Take the data that follows and retype it word for word.

• **Data provided**:
+--

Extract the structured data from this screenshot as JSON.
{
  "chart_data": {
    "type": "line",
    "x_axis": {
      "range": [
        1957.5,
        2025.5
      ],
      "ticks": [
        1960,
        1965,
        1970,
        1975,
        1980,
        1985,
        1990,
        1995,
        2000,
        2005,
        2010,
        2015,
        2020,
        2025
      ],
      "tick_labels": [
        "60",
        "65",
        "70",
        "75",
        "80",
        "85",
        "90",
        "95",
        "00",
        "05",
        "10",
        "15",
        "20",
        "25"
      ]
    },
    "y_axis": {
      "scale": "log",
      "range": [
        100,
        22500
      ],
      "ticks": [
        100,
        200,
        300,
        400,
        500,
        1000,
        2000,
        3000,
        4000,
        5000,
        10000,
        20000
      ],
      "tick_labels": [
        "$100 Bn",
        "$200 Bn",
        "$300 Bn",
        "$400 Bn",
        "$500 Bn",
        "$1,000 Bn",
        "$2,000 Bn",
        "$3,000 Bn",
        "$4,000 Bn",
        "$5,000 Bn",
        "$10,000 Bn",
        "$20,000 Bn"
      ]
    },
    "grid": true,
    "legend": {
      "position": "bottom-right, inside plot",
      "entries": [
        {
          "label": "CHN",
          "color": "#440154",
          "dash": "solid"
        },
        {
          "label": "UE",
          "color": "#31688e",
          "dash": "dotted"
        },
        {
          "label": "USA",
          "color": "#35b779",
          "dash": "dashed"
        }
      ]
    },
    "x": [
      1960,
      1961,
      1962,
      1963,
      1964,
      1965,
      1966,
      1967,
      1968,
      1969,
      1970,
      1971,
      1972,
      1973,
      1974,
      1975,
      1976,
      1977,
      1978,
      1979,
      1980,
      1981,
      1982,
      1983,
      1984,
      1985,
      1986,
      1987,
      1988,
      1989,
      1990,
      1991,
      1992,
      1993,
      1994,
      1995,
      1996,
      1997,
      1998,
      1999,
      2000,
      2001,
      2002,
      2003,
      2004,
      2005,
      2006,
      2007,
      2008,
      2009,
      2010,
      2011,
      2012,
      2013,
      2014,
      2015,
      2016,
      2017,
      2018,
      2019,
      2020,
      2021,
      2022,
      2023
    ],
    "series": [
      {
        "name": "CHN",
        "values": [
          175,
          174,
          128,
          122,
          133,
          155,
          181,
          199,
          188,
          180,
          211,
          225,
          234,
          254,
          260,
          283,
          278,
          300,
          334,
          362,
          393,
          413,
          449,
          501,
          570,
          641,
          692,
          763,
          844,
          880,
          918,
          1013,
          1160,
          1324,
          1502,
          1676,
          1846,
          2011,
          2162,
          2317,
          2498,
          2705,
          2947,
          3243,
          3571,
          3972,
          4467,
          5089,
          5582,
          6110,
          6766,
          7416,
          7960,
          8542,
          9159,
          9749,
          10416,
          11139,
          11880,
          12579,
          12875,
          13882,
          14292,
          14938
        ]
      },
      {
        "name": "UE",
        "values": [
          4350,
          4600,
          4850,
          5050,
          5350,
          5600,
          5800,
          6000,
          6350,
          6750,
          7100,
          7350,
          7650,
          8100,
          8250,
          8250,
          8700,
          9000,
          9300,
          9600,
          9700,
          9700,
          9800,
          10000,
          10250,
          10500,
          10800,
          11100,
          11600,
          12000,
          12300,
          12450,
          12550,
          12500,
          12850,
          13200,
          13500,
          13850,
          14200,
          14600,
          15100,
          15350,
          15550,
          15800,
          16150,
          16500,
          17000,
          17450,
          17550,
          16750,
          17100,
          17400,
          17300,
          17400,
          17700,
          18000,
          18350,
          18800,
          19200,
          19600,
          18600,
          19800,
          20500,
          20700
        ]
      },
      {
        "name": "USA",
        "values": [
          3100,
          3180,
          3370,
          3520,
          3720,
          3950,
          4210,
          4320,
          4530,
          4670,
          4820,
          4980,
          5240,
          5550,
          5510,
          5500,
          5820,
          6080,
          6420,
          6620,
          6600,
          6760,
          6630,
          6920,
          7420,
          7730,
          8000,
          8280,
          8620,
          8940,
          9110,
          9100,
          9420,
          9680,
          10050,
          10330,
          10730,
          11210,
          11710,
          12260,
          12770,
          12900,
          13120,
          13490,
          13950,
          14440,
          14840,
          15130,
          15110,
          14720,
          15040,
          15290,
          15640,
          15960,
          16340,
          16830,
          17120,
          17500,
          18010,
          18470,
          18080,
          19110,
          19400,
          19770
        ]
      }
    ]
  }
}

+--

• **Finished task**:
Extract the structured data from this screenshot as JSON.
{
  "chart_data": {
    "type": "line",
    "x_axis": {
      "range": [
        1957.5,
        2025.5
      ],
      "ticks": [
        1960,
        1965,
        1970,
        1975,
        1980,
        1985,
        1990,
        1995,
        2000,
        2005,
        2010,
        2015,
        2020,
        2025
      ],
      "tick_labels": [
        "60",
        "65",
        "70",
        "75",
        "80",
        "85",
        "90",
        "95",
        "00",
        "05",
        "10",
        "15",
        "20",
        "25"
      ]
    },
    "y_axis": {
      "scale": "log",
      "range": [
        100,
        22500
      ],
      "ticks": [
        100,
        200,
        300,
        400,
        500,
        1000,
        2000,
        3000,
        4000,
        5000,
        10000,
        20000
      ],
      "tick_labels": [
        "$100 Bn",
        "$200 Bn",
        "$300 Bn",
        "$400 Bn",
        "$500 Bn",
        "$1,000 Bn",
        "$2,000 Bn",
        "$3,000 Bn",
        "$4,000 Bn",
        "$5,000 Bn",
        "$10,000 Bn",
        "$20,000 Bn"
      ]
    },
    "grid": true,
    "legend": {
      "position": "bottom-right, inside plot",
      "entries": [
        {
          "label": "CHN",
          "color": "#440154",
          "dash": "solid"
        },
        {
          "label": "UE",
          "color": "#31688e",
          "dash": "dotted"
        },
        {
          "label": "USA",
          "color": "#35b779",
          "dash": "dashed"
        }
      ]
    },
    "x": [
      1960,
      1961,
      1962,
      1963,
      1964,
      1965,
      1966,
      1967,
      1968,
      1969,
      1970,
      1971,
      1972,
      1973,
      1974,
      1975,
      1976,
      1977,
      1978,
      1979,
      1980,
      1981,
      1982,
      1983,
      1984,
      1985,
      1986,
      1987,
      1988,
      1989,
      1990,
      1991,
      1992,
      1993,
      1994,
      1995,
      1996,
      1997,
      1998,
      1999,
      2000,
      2001,
      2002,
      2003,
      2004,
      2005,
      2006,
      2007,
      2008,
      2009,
      2010,
      2011,
      2012,
      2013,
      2014,
      2015,
      2016,
      2017,
      2018,
      2019,
      2020,
      2021,
      2022,
      2023
    ],
    "series": [
      {
        "name": "CHN",
        "values": [
          175,
          174,
          128,
          122,
          133,
          155,
          181,
          199,
          188,
          180,
          211,
          225,
          234,
          254,
          260,
          283,
          278,
          300,
          334,
          362,
          393,
          413,
          449,
          501,
          570,
          641,
          692,
          763,
          844,
          880,
          918,
          1013,
          1160,
          1324,
          1502,
          1676,
          1846,
          2011,
          2162,
          2317,
          2498,
          2705,
          2947,
          3243,
          3571,
          3972,
          4467,
          5089,
          5582,
          6110,
          6766,
          7416,
          7960,
          8542,
          9159,
          9749,
          10416,
          11139,
          11880,
          12579,
          12875,
          13882,
          14292,
          14938
        ]
      },
      {
        "name": "UE",
        "values": [
          4350,
          4600,
          4850,
          5050,
          5350,
          5600,
          5800,
          6000,
          6350,
          6750,
          7100,
          7350,
          7650,
          8100,
          8250,
          8250,
          8700,
          9000,
          9300,
          9600,
          9700,
          9700,
          9800,
          10000,
          10250,
          10500,
          10800,
          11100,
          11600,
          12000,
          12300,
          12450,
          12550,
          12500,
          12850,
          13200,
          13500,
          13850,
          14200,
          14600,
          15100,
          15350,
          15550,
          15800,
          16150,
          16500,
          17000,
          17450,
          17550,
          16750,
          17100,
          17400,
          17300,
          17400,
          17700,
          18000,
          18350,
          18800,
          19200,
          19600,
          18600,
          19800,
          20500,
          20700
        ]
      },
      {
        "name": "USA",
        "values": [
          3100,
          3180,
          3370,
          3520,
          3720,
          3950,
          4210,
          4320,
          4530,
          4670,
          4820,
          4980,
          5240,
          5550,
          5510,
          5500,
          5820,
          6080,
          6420,
          6620,
          6600,
          6760,
          6630,
          6920,
          7420,
          7730,
          8000,
          8280,
          8620,
          8940,
          9110,
          9100,
          9420,
          9680,
          10050,
          10330,
          10730,
          11210,
          11710,
          12260,
          12770,
          12900,
          13120,
          13490,
          13950,
          14440,
          14840,
          15130,
          15110,
          14720,
          15040,
          15290,
          15640,
          15960,
          16340,
          16830,
          17120,
          17500,
          18010,
          18470,
          18080,
          19110,
          19400,
          19770
        ]
      }
    ]
  }
}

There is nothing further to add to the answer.